On August 3, 2007, Anthony Dizdar, an inspector for the City of Wilmington's Department of License and Inspection, signed the Certificate of Occupancy for the Property. On August 10, Plaintiff and Stallings walked through the Property and observed that the basement was wet. Plaintiff proceeded with settlement.

Plaintiff continued to observe wet conditions in the basement and Stallings attempted to repair the conditions on various occasions using "moisture dry" and a humidifier. On October 24, Plaintiff informed Stallings that the floor in Plaintiff's kitchen, dinning room, and living room were sagging. Stallings visited the Property the following day and informed Plaintiff that he would fix the problem. No one ever came to fix the problem. When Plaintiff called Stallings, Plaintiff received a "disconnected" message at Stallings' phone number.

Plaintiff left a phone message with Wilmington's Department of License and Inspection on November 5, 2007, complaining about the deterioration of the Property. Dizdar met Plaintiff at the Property the following day. Dizdar walked through the Property and told Plaintiff that the Property was in violation and never should have passed the Certificate of Occupancy inspection. Dizdar informed Plaintiff that Plaintiff would receive a violations report within forty-eight hours and the report would be referenced to Stallings, who would be financially responsible for the repairs.

### PROVIDED MATERIAL
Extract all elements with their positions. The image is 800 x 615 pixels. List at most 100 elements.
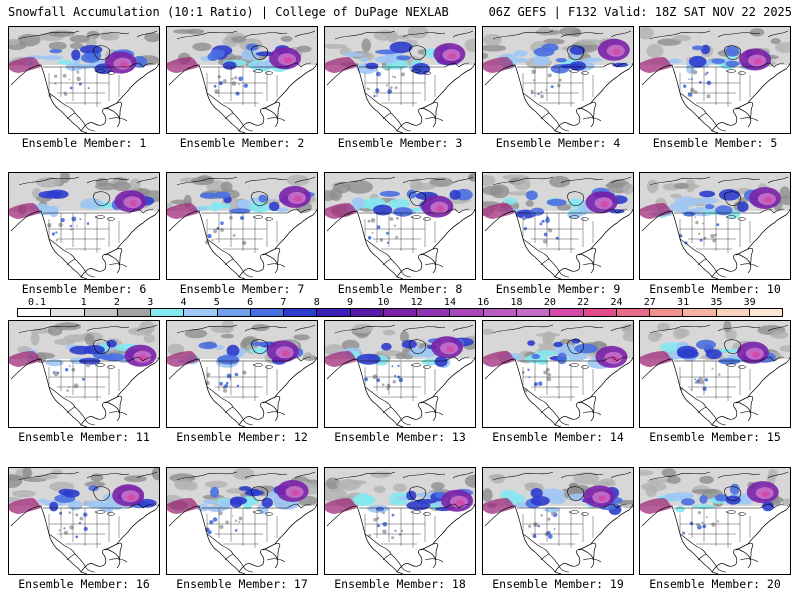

### STATED GOAL A
List every calendar date that appears in the Wilmington property account.
### STATED GOAL B
Please rewrite the part of the Wilmington property account starting at "Plaintiff continued to" and ending at "Stallings' phone number.", with "humidifier" changed to "dehumidifier".
### STATED GOAL C
Extend the Wilmington property account, picking up after its final sentence.
The listing is separate material and is not part of the Wilmington property account.

### EXERCISE RESULT A
August 3, 2007; August 10; October 24; November 5, 2007

### EXERCISE RESULT B
Plaintiff continued to observe wet conditions in the basement and Stallings attempted to repair the conditions on various occasions using "moisture dry" and a dehumidifier. On October 24, Plaintiff informed Stallings that the floor in Plaintiff's kitchen, dinning room, and living room were sagging. Stallings visited the Property the following day and informed Plaintiff that he would fix the problem. No one ever came to fix the problem. When Plaintiff called Stallings, Plaintiff received a "disconnected" message at Stallings' phone number.

### EXERCISE RESULT C
Plaintiff received the violation notice on November 9. The notice stated that the Property was vacant and gave Plaintiff a period of time to fix the violations. Plaintiff called contractors for estimates to fix the Property and two separate contractors estimated the total to be approximately $30, 000 to fix the Property.

City of Wilmington License and Inspection employees Leo Lynch and Louis Camacho visited the Property on November 12. Lynch stated that the house should not have passed inspection and an internal investigation would be completed to see who had issued the Certificate of Occupancy. Several days later, Lynch informed Plaintiff that Dizdar was the individual who signed the original Certificate of Occupancy on August 3, 2007. From November 2 to December 2, contractors from the City of Wilmington wedged supports in the basement to support the sagging floor above it.

Plaintiff contends that, as a result of the conditions of the Property, she and her family have suffered unsafe living conditions, loss of value of the property, mental and emotional distress, loss and enjoyment of life, lost time and expenses, and consequential damages. Plaintiff claims that Dizdar is personally liable for: (1) willful and wanton conduct, (2) violation of federal due process, and (3) violation of state due process.

Dizdar has filed a Motion for Summary Judgment, which is opposed by Plaintiff. After written submissions by the parties, the Court heard oral argument. This is the Court's decision on Defendant Dizdar's Motion for Summary Judgment.

Standard of Review for Summary Judgment

A motion for summary judgment requires the Court to examine the record to determine whether any genuine issues of material fact exist and whether the moving party is entitled to judgment as a matter of law.[1] The Court reviews the record in a light most favorable to the non-moving party and if the Court finds that no genuine issues of material fact exist, summary judgment is appropriate.[2]Summary judgment may not be granted when the record indicates a material fact is in dispute.[3]

Plaintiff's Claims for Violation of Due Process

Plaintiff does not oppose summary judgment regarding her claims of violation of federal and state due process. Accordingly, Defendant Dizdar is entitled to judgment as a matter of law with respect to Plaintiff's allegations of federal and state due process violations.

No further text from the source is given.